**Provided entries**
--------------------------------------------------
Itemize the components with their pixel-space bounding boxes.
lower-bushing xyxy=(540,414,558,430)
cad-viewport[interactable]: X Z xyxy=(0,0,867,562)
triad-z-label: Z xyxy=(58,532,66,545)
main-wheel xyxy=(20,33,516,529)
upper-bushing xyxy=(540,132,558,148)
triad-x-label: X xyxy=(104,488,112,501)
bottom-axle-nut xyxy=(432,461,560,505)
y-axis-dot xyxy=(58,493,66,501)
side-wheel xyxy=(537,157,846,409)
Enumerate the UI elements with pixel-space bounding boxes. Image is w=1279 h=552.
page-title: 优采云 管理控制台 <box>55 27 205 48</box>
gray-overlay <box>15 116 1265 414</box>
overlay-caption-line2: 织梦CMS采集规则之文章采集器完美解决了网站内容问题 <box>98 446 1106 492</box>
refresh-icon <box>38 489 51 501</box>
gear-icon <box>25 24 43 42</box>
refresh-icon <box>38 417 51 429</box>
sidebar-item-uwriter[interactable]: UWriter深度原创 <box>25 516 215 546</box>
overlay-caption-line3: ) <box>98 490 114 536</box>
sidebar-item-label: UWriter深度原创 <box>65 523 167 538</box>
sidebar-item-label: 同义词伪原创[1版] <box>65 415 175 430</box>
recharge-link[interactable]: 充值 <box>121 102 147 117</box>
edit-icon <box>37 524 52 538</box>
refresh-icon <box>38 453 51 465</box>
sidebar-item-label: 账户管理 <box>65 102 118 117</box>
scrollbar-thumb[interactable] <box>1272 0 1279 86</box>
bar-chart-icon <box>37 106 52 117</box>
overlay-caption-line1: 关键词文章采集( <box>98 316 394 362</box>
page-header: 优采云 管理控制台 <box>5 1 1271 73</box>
--------------------------------------------------
**Objective**
Copy everything from the start of the entries down through the line containing "bottom-axle-nut xyxy=(432,461,560,505)", renaming "bushing" to "sleeve" and leaving all else as it stands.

**Result for this task**
Itemize the components with their pixel-space bounding boxes.
lower-sleeve xyxy=(540,414,558,430)
cad-viewport[interactable]: X Z xyxy=(0,0,867,562)
triad-z-label: Z xyxy=(58,532,66,545)
main-wheel xyxy=(20,33,516,529)
upper-sleeve xyxy=(540,132,558,148)
triad-x-label: X xyxy=(104,488,112,501)
bottom-axle-nut xyxy=(432,461,560,505)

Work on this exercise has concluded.